* Start Provided data *

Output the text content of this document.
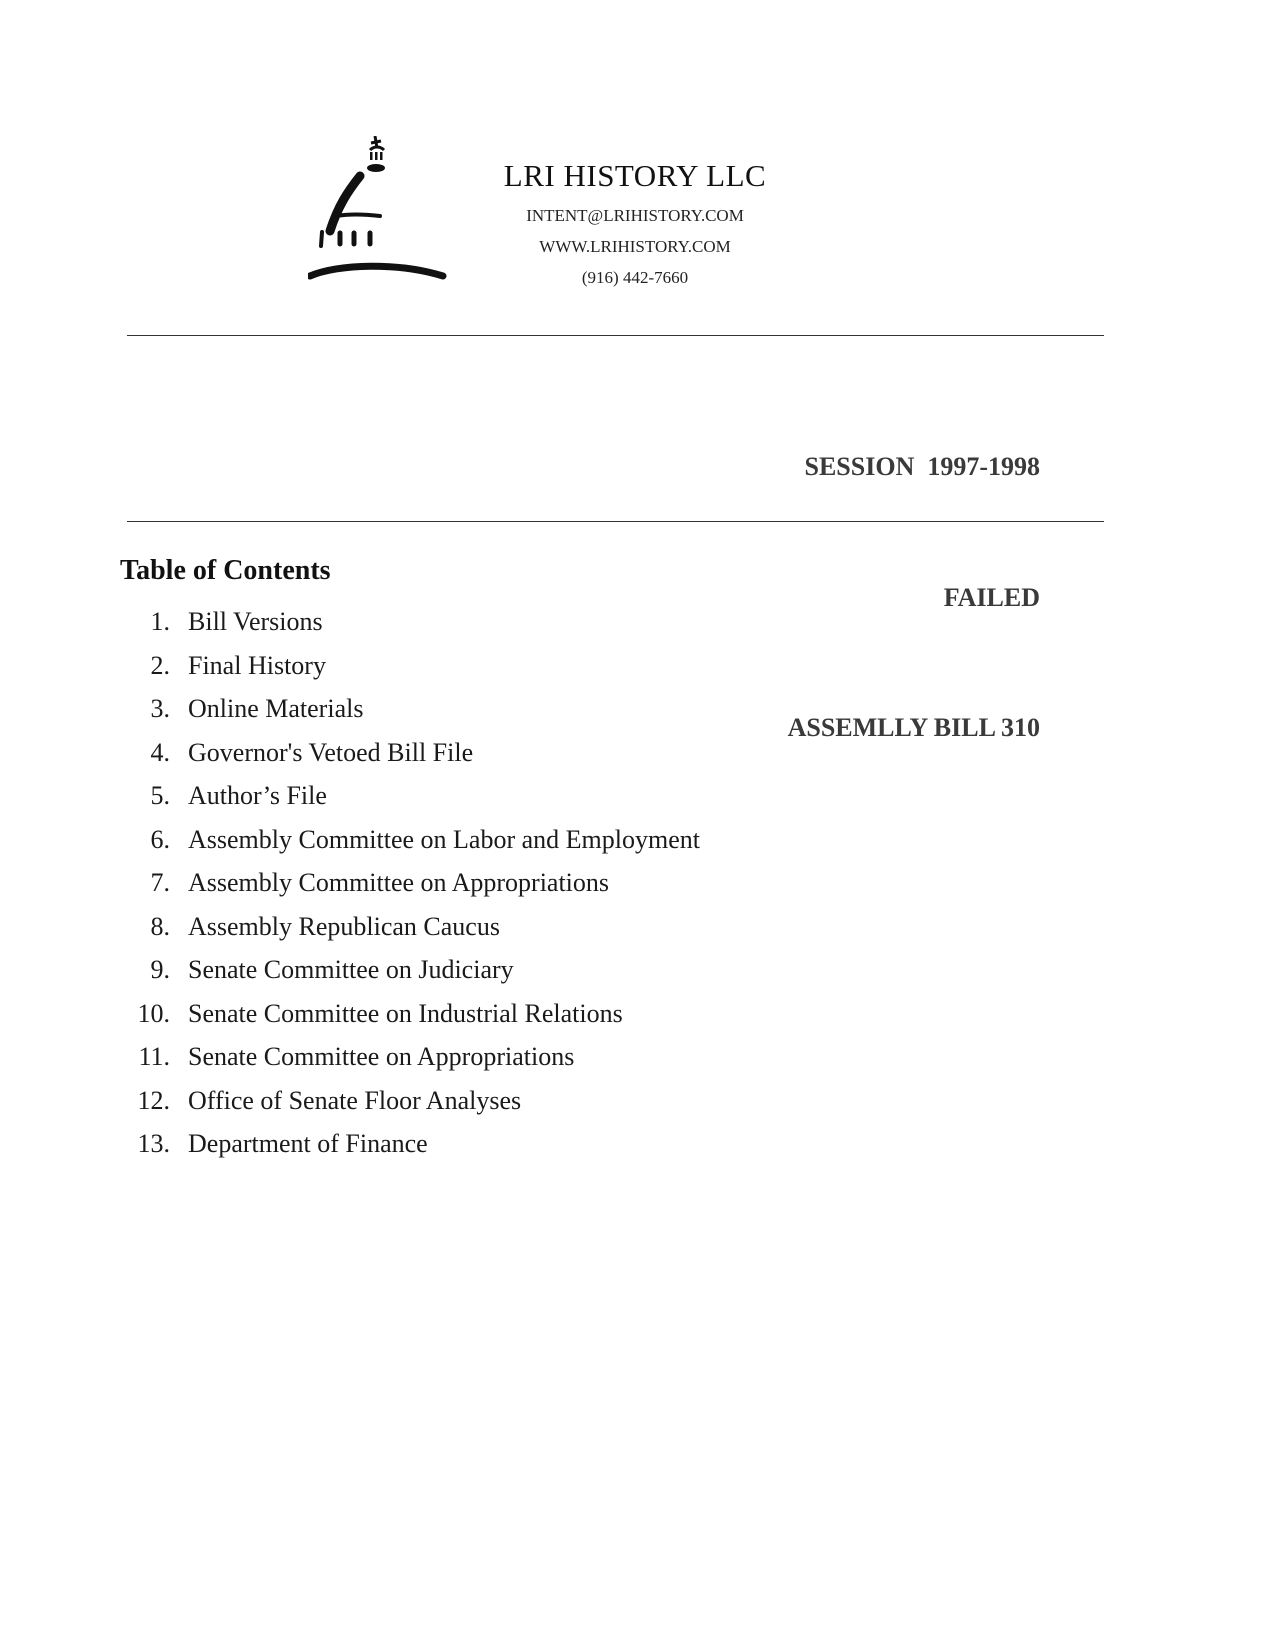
LRI HISTORY LLC
INTENT@LRIHISTORY.COM
WWW.LRIHISTORY.COM
(916) 442-7660

SESSION  1997-1998

FAILED

ASSEMLLY BILL 310

Table of Contents
1. Bill Versions
2. Final History
3. Online Materials
4. Governor's Vetoed Bill File
5. Author’s File
6. Assembly Committee on Labor and Employment
7. Assembly Committee on Appropriations
8. Assembly Republican Caucus
9. Senate Committee on Judiciary
10. Senate Committee on Industrial Relations
11. Senate Committee on Appropriations
12. Office of Senate Floor Analyses
13. Department of Finance
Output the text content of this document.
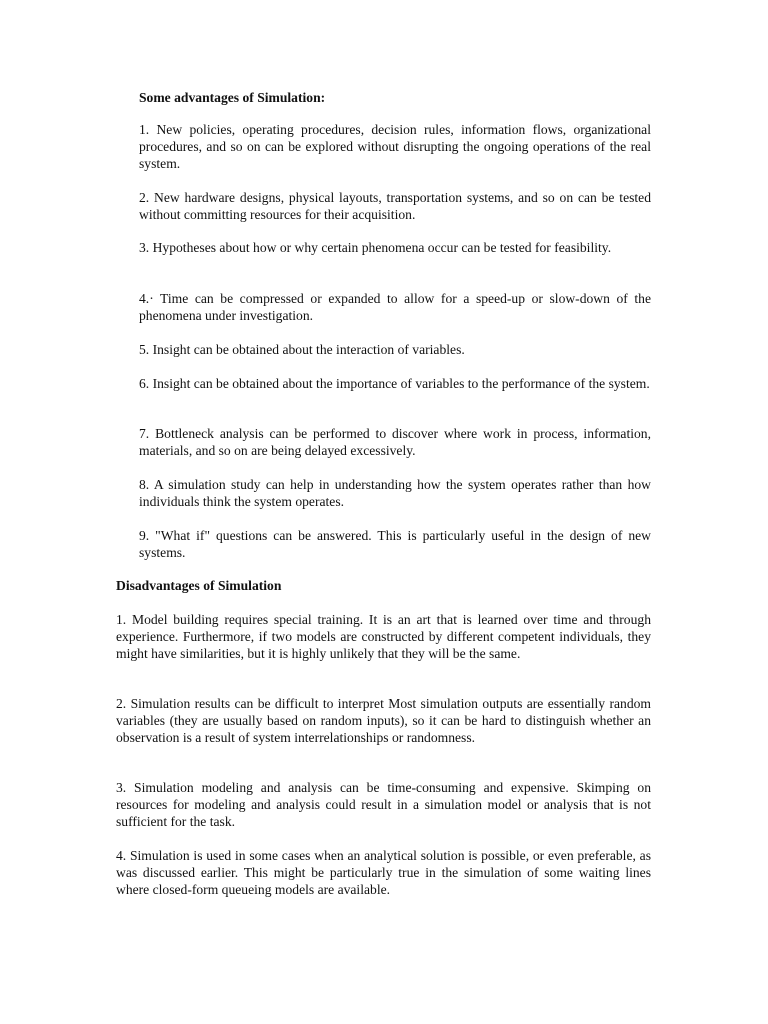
Some advantages of Simulation:

1. New policies, operating procedures, decision rules, information flows, organizational procedures, and so on can be explored without disrupting the ongoing operations of the real system.

2. New hardware designs, physical layouts, transportation systems, and so on can be tested without committing resources for their acquisition.

3. Hypotheses about how or why certain phenomena occur can be tested for feasibility.

4.· Time can be compressed or expanded to allow for a speed-up or slow-down of the phenomena under investigation.

5. Insight can be obtained about the interaction of variables.

6. Insight can be obtained about the importance of variables to the performance of the system.

7. Bottleneck analysis can be performed to discover where work in process, information, materials, and so on are being delayed excessively.

8. A simulation study can help in understanding how the system operates rather than how individuals think the system operates.

9. "What if" questions can be answered. This is particularly useful in the design of new systems.

Disadvantages of Simulation

1. Model building requires special training. It is an art that is learned over time and through experience. Furthermore, if two models are constructed by different competent individuals, they might have similarities, but it is highly unlikely that they will be the same.

2. Simulation results can be difficult to interpret Most simulation outputs are essentially random variables (they are usually based on random inputs), so it can be hard to distinguish whether an observation is a result of system interrelationships or randomness.

3. Simulation modeling and analysis can be time-consuming and expensive. Skimping on resources for modeling and analysis could result in a simulation model or analysis that is not sufficient for the task.

4. Simulation is used in some cases when an analytical solution is possible, or even preferable, as was discussed earlier. This might be particularly true in the simulation of some waiting lines where closed-form queueing models are available.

* End Provided data *

- _Written exercise_: Give an exact reproduction of every line, leaving out any picture.

- _Solution to this task_:
Output the text content of this document.
LRI HISTORY LLC
INTENT@LRIHISTORY.COM
WWW.LRIHISTORY.COM
(916) 442-7660

SESSION  1997-1998

FAILED

ASSEMLLY BILL 310

Table of Contents
1. Bill Versions
2. Final History
3. Online Materials
4. Governor's Vetoed Bill File
5. Author’s File
6. Assembly Committee on Labor and Employment
7. Assembly Committee on Appropriations
8. Assembly Republican Caucus
9. Senate Committee on Judiciary
10. Senate Committee on Industrial Relations
11. Senate Committee on Appropriations
12. Office of Senate Floor Analyses
13. Department of Finance
Output the text content of this document.
Some advantages of Simulation:

1. New policies, operating procedures, decision rules, information flows, organizational procedures, and so on can be explored without disrupting the ongoing operations of the real system.

2. New hardware designs, physical layouts, transportation systems, and so on can be tested without committing resources for their acquisition.

3. Hypotheses about how or why certain phenomena occur can be tested for feasibility.

4.· Time can be compressed or expanded to allow for a speed-up or slow-down of the phenomena under investigation.

5. Insight can be obtained about the interaction of variables.

6. Insight can be obtained about the importance of variables to the performance of the system.

7. Bottleneck analysis can be performed to discover where work in process, information, materials, and so on are being delayed excessively.

8. A simulation study can help in understanding how the system operates rather than how individuals think the system operates.

9. "What if" questions can be answered. This is particularly useful in the design of new systems.

Disadvantages of Simulation

1. Model building requires special training. It is an art that is learned over time and through experience. Furthermore, if two models are constructed by different competent individuals, they might have similarities, but it is highly unlikely that they will be the same.

2. Simulation results can be difficult to interpret Most simulation outputs are essentially random variables (they are usually based on random inputs), so it can be hard to distinguish whether an observation is a result of system interrelationships or randomness.

3. Simulation modeling and analysis can be time-consuming and expensive. Skimping on resources for modeling and analysis could result in a simulation model or analysis that is not sufficient for the task.

4. Simulation is used in some cases when an analytical solution is possible, or even preferable, as was discussed earlier. This might be particularly true in the simulation of some waiting lines where closed-form queueing models are available.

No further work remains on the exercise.